_OBJECTIVE_
Could you reproduce the listing below word for word, omitting the pictures from your answer?

Records:

#####

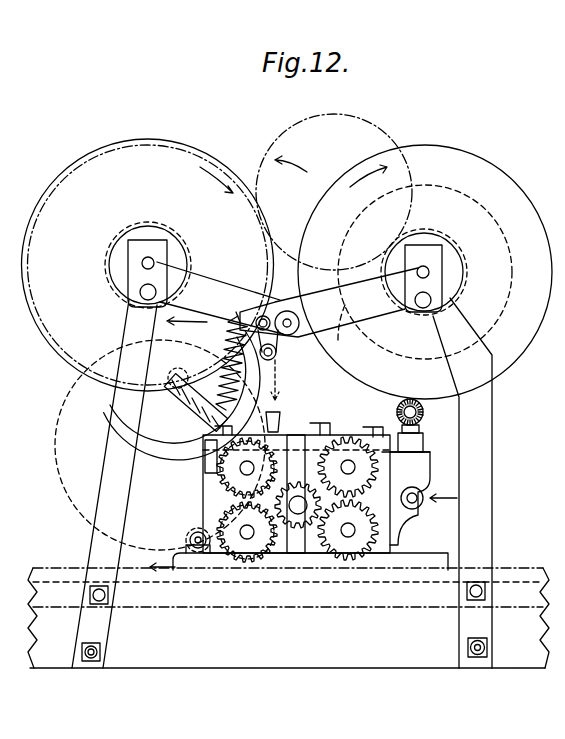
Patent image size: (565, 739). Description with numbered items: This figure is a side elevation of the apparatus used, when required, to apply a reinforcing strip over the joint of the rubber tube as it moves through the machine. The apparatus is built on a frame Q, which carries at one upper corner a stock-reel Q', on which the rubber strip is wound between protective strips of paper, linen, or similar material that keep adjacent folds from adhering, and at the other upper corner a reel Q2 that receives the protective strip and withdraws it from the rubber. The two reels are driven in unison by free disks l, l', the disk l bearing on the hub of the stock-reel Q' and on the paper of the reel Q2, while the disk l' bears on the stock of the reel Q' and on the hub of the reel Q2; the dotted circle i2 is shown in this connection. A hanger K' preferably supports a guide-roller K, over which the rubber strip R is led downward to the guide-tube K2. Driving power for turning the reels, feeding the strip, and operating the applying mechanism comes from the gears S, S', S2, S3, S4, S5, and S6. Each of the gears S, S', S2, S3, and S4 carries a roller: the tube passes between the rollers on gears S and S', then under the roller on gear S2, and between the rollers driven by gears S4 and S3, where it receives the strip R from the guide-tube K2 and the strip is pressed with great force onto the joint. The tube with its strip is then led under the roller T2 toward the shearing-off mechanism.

The stock-reel Q' is at (148, 265).
The reel Q2 is at (495, 183).
The frame Q is at (282, 483).
The free disk l is at (160, 335).
The free disk l' is at (334, 179).
The dotted circle i2 is at (348, 338).
The hanger K' is at (287, 314).
The guide-roller K is at (267, 365).
The guide-tube K2 is at (283, 416).
The rubber strip R is at (278, 401).
The gear S is at (381, 467).
The gear S' is at (348, 570).
The gear S2 is at (283, 547).
The gear S3 is at (245, 547).
The gear S4 is at (225, 476).
The gear S5 is at (205, 470).
The gear S6 is at (182, 386).
The roller T2 is at (198, 549).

#####

_RESULT OF THE EXERCISE_
Patent image size: (565, 739). Description with numbered items: This figure is a side elevation of the apparatus used, when required, to apply a reinforcing strip over the joint of the rubber tube as it moves through the machine. The apparatus is built on a frame Q, which carries at one upper corner a stock-reel Q', on which the rubber strip is wound between protective strips of paper, linen, or similar material that keep adjacent folds from adhering, and at the other upper corner a reel Q2 that receives the protective strip and withdraws it from the rubber. The two reels are driven in unison by free disks l, l', the disk l bearing on the hub of the stock-reel Q' and on the paper of the reel Q2, while the disk l' bears on the stock of the reel Q' and on the hub of the reel Q2; the dotted circle i2 is shown in this connection. A hanger K' preferably supports a guide-roller K, over which the rubber strip R is led downward to the guide-tube K2. Driving power for turning the reels, feeding the strip, and operating the applying mechanism comes from the gears S, S', S2, S3, S4, S5, and S6. Each of the gears S, S', S2, S3, and S4 carries a roller: the tube passes between the rollers on gears S and S', then under the roller on gear S2, and between the rollers driven by gears S4 and S3, where it receives the strip R from the guide-tube K2 and the strip is pressed with great force onto the joint. The tube with its strip is then led under the roller T2 toward the shearing-off mechanism.

The stock-reel Q' is at (148, 265).
The reel Q2 is at (495, 183).
The frame Q is at (282, 483).
The free disk l is at (160, 335).
The free disk l' is at (334, 179).
The dotted circle i2 is at (348, 338).
The hanger K' is at (287, 314).
The guide-roller K is at (267, 365).
The guide-tube K2 is at (283, 416).
The rubber strip R is at (278, 401).
The gear S is at (381, 467).
The gear S' is at (348, 570).
The gear S2 is at (283, 547).
The gear S3 is at (245, 547).
The gear S4 is at (225, 476).
The gear S5 is at (205, 470).
The gear S6 is at (182, 386).
The roller T2 is at (198, 549).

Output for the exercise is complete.